Objective: Bring together all lines of the material below that contain the string "Nhóm".

* Begin Entries supplied *

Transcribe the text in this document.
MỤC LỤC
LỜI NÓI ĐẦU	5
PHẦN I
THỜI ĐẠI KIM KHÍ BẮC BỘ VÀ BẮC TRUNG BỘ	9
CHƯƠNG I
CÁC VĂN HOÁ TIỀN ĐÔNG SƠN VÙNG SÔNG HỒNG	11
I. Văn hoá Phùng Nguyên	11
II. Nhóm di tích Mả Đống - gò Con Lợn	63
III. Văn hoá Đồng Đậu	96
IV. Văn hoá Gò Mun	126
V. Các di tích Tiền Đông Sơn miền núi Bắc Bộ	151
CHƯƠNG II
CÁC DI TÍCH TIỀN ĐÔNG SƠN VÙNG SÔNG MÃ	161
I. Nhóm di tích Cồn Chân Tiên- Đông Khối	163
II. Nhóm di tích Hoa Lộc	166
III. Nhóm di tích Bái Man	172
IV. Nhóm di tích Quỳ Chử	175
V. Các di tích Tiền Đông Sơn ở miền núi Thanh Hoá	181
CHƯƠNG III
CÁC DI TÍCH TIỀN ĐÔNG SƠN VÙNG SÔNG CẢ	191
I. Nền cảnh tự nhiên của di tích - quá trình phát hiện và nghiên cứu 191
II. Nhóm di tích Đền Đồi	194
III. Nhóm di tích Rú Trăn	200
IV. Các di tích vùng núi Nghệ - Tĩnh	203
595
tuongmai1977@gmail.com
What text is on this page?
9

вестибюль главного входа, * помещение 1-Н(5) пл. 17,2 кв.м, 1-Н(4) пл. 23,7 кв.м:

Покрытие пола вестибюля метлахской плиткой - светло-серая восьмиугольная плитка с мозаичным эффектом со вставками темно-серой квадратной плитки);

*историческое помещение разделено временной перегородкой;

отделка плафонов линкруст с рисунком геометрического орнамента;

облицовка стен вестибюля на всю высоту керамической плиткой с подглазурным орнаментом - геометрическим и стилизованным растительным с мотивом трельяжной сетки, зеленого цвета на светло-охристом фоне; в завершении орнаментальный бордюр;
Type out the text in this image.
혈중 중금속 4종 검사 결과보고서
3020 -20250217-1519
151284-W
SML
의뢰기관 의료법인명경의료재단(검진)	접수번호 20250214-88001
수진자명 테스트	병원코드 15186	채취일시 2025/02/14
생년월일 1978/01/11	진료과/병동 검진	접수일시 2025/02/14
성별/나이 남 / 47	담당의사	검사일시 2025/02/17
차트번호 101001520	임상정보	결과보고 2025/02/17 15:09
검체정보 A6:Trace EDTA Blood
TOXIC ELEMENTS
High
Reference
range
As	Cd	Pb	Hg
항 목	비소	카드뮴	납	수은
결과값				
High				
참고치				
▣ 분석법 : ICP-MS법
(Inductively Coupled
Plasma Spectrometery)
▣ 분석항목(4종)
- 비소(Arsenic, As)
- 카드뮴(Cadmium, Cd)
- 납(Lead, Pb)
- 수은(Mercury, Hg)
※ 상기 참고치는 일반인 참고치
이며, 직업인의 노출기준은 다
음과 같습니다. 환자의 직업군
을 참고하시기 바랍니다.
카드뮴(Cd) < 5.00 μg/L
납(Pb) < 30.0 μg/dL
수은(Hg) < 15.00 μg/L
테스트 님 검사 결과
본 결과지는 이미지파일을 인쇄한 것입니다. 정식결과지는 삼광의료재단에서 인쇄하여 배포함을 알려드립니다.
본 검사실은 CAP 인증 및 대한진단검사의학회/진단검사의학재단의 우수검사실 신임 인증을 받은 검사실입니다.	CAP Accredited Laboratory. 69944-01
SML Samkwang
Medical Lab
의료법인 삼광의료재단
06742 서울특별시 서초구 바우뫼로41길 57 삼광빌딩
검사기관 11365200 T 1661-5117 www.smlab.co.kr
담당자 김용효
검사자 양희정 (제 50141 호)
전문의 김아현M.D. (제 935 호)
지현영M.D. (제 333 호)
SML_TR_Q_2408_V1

* End Entries supplied *

Response to this exercise:
II. Nhóm di tích Mả Đống - gò Con Lợn	63
I. Nhóm di tích Cồn Chân Tiên- Đông Khối	163
II. Nhóm di tích Hoa Lộc	166
III. Nhóm di tích Bái Man	172
IV. Nhóm di tích Quỳ Chử	175
II. Nhóm di tích Đền Đồi	194
III. Nhóm di tích Rú Trăn	200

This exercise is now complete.